■ What you have to do ■
Print the data that follows exactly.

<<<<

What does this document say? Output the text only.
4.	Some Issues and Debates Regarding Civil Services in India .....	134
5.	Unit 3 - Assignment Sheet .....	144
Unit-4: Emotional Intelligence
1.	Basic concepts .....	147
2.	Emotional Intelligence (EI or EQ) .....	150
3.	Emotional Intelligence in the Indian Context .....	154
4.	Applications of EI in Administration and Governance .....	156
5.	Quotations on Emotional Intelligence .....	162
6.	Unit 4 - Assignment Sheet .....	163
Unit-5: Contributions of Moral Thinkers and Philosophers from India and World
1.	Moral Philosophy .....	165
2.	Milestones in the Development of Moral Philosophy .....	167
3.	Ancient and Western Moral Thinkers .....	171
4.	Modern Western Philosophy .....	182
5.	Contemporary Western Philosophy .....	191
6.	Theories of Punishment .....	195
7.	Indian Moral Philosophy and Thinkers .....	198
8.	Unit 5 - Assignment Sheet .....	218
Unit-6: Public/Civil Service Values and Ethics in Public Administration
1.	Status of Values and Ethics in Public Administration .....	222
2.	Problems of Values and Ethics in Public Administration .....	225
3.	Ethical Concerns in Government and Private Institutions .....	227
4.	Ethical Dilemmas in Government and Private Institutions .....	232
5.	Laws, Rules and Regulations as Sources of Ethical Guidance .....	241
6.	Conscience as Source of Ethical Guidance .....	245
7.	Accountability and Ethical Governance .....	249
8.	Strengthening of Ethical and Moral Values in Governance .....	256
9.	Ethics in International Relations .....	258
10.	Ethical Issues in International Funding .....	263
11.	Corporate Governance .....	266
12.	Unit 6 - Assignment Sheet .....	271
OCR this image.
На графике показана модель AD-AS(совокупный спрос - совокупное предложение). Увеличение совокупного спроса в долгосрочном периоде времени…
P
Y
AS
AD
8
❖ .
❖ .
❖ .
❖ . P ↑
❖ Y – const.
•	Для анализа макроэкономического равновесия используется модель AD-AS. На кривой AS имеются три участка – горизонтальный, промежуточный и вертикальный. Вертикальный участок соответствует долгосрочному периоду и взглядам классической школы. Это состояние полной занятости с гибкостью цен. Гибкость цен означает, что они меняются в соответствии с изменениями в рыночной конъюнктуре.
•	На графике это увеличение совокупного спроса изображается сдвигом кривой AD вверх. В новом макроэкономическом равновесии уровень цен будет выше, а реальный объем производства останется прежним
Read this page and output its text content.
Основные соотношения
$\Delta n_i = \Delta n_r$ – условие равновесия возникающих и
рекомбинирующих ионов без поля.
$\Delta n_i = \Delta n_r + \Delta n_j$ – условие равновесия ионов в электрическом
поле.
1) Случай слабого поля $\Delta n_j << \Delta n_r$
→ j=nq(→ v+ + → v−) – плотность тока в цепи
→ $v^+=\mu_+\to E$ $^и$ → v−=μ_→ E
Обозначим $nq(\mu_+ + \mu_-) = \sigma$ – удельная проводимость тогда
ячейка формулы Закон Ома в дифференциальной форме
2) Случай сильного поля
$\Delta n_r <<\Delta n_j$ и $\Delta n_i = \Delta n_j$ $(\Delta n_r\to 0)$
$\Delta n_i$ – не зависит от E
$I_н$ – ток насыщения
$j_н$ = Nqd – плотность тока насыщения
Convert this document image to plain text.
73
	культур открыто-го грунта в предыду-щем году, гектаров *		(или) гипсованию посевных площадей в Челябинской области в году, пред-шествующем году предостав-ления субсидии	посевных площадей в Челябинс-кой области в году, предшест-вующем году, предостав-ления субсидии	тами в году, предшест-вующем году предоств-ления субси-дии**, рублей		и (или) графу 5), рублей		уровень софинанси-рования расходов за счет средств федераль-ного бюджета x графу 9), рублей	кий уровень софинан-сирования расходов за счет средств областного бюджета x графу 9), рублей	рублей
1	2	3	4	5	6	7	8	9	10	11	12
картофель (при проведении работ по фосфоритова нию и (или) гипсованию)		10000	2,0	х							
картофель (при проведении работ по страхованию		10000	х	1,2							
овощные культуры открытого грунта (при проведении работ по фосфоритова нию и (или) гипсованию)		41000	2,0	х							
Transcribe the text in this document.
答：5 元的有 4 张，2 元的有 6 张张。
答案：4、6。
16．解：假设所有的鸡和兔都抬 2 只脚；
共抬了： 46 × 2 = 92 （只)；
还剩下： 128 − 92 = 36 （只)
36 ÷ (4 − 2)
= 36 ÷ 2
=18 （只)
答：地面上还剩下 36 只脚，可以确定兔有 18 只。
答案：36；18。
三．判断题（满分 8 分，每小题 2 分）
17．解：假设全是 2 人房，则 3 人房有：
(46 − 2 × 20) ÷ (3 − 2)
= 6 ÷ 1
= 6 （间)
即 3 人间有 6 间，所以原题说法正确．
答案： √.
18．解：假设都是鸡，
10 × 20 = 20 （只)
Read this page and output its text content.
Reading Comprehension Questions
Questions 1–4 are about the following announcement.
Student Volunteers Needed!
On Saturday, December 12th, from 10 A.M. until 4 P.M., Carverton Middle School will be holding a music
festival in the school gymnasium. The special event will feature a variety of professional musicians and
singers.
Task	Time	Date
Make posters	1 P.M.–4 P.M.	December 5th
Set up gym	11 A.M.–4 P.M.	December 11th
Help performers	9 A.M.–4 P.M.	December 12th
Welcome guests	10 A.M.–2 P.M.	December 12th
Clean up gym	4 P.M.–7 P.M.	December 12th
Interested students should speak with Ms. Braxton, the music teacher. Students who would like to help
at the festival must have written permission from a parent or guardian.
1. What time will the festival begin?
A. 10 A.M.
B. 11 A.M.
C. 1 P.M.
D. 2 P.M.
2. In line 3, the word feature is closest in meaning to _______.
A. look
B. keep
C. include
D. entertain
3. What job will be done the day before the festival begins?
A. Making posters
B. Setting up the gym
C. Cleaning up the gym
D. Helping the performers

>>>>

■ Answer in full ■
What does this document say? Output the text only.
4.	Some Issues and Debates Regarding Civil Services in India .....	134
5.	Unit 3 - Assignment Sheet .....	144
Unit-4: Emotional Intelligence
1.	Basic concepts .....	147
2.	Emotional Intelligence (EI or EQ) .....	150
3.	Emotional Intelligence in the Indian Context .....	154
4.	Applications of EI in Administration and Governance .....	156
5.	Quotations on Emotional Intelligence .....	162
6.	Unit 4 - Assignment Sheet .....	163
Unit-5: Contributions of Moral Thinkers and Philosophers from India and World
1.	Moral Philosophy .....	165
2.	Milestones in the Development of Moral Philosophy .....	167
3.	Ancient and Western Moral Thinkers .....	171
4.	Modern Western Philosophy .....	182
5.	Contemporary Western Philosophy .....	191
6.	Theories of Punishment .....	195
7.	Indian Moral Philosophy and Thinkers .....	198
8.	Unit 5 - Assignment Sheet .....	218
Unit-6: Public/Civil Service Values and Ethics in Public Administration
1.	Status of Values and Ethics in Public Administration .....	222
2.	Problems of Values and Ethics in Public Administration .....	225
3.	Ethical Concerns in Government and Private Institutions .....	227
4.	Ethical Dilemmas in Government and Private Institutions .....	232
5.	Laws, Rules and Regulations as Sources of Ethical Guidance .....	241
6.	Conscience as Source of Ethical Guidance .....	245
7.	Accountability and Ethical Governance .....	249
8.	Strengthening of Ethical and Moral Values in Governance .....	256
9.	Ethics in International Relations .....	258
10.	Ethical Issues in International Funding .....	263
11.	Corporate Governance .....	266
12.	Unit 6 - Assignment Sheet .....	271
OCR this image.
На графике показана модель AD-AS(совокупный спрос - совокупное предложение). Увеличение совокупного спроса в долгосрочном периоде времени…
P
Y
AS
AD
8
❖ .
❖ .
❖ .
❖ . P ↑
❖ Y – const.
•	Для анализа макроэкономического равновесия используется модель AD-AS. На кривой AS имеются три участка – горизонтальный, промежуточный и вертикальный. Вертикальный участок соответствует долгосрочному периоду и взглядам классической школы. Это состояние полной занятости с гибкостью цен. Гибкость цен означает, что они меняются в соответствии с изменениями в рыночной конъюнктуре.
•	На графике это увеличение совокупного спроса изображается сдвигом кривой AD вверх. В новом макроэкономическом равновесии уровень цен будет выше, а реальный объем производства останется прежним
Read this page and output its text content.
Основные соотношения
$\Delta n_i = \Delta n_r$ – условие равновесия возникающих и
рекомбинирующих ионов без поля.
$\Delta n_i = \Delta n_r + \Delta n_j$ – условие равновесия ионов в электрическом
поле.
1) Случай слабого поля $\Delta n_j << \Delta n_r$
→ j=nq(→ v+ + → v−) – плотность тока в цепи
→ $v^+=\mu_+\to E$ $^и$ → v−=μ_→ E
Обозначим $nq(\mu_+ + \mu_-) = \sigma$ – удельная проводимость тогда
ячейка формулы Закон Ома в дифференциальной форме
2) Случай сильного поля
$\Delta n_r <<\Delta n_j$ и $\Delta n_i = \Delta n_j$ $(\Delta n_r\to 0)$
$\Delta n_i$ – не зависит от E
$I_н$ – ток насыщения
$j_н$ = Nqd – плотность тока насыщения
Convert this document image to plain text.
73
	культур открыто-го грунта в предыду-щем году, гектаров *		(или) гипсованию посевных площадей в Челябинской области в году, пред-шествующем году предостав-ления субсидии	посевных площадей в Челябинс-кой области в году, предшест-вующем году, предостав-ления субсидии	тами в году, предшест-вующем году предоств-ления субси-дии**, рублей		и (или) графу 5), рублей		уровень софинанси-рования расходов за счет средств федераль-ного бюджета x графу 9), рублей	кий уровень софинан-сирования расходов за счет средств областного бюджета x графу 9), рублей	рублей
1	2	3	4	5	6	7	8	9	10	11	12
картофель (при проведении работ по фосфоритова нию и (или) гипсованию)		10000	2,0	х							
картофель (при проведении работ по страхованию		10000	х	1,2							
овощные культуры открытого грунта (при проведении работ по фосфоритова нию и (или) гипсованию)		41000	2,0	х							
Transcribe the text in this document.
答：5 元的有 4 张，2 元的有 6 张张。
答案：4、6。
16．解：假设所有的鸡和兔都抬 2 只脚；
共抬了： 46 × 2 = 92 （只)；
还剩下： 128 − 92 = 36 （只)
36 ÷ (4 − 2)
= 36 ÷ 2
=18 （只)
答：地面上还剩下 36 只脚，可以确定兔有 18 只。
答案：36；18。
三．判断题（满分 8 分，每小题 2 分）
17．解：假设全是 2 人房，则 3 人房有：
(46 − 2 × 20) ÷ (3 − 2)
= 6 ÷ 1
= 6 （间)
即 3 人间有 6 间，所以原题说法正确．
答案： √.
18．解：假设都是鸡，
10 × 20 = 20 （只)
Read this page and output its text content.
Reading Comprehension Questions
Questions 1–4 are about the following announcement.
Student Volunteers Needed!
On Saturday, December 12th, from 10 A.M. until 4 P.M., Carverton Middle School will be holding a music
festival in the school gymnasium. The special event will feature a variety of professional musicians and
singers.
Task	Time	Date
Make posters	1 P.M.–4 P.M.	December 5th
Set up gym	11 A.M.–4 P.M.	December 11th
Help performers	9 A.M.–4 P.M.	December 12th
Welcome guests	10 A.M.–2 P.M.	December 12th
Clean up gym	4 P.M.–7 P.M.	December 12th
Interested students should speak with Ms. Braxton, the music teacher. Students who would like to help
at the festival must have written permission from a parent or guardian.
1. What time will the festival begin?
A. 10 A.M.
B. 11 A.M.
C. 1 P.M.
D. 2 P.M.
2. In line 3, the word feature is closest in meaning to _______.
A. look
B. keep
C. include
D. entertain
3. What job will be done the day before the festival begins?
A. Making posters
B. Setting up the gym
C. Cleaning up the gym
D. Helping the performers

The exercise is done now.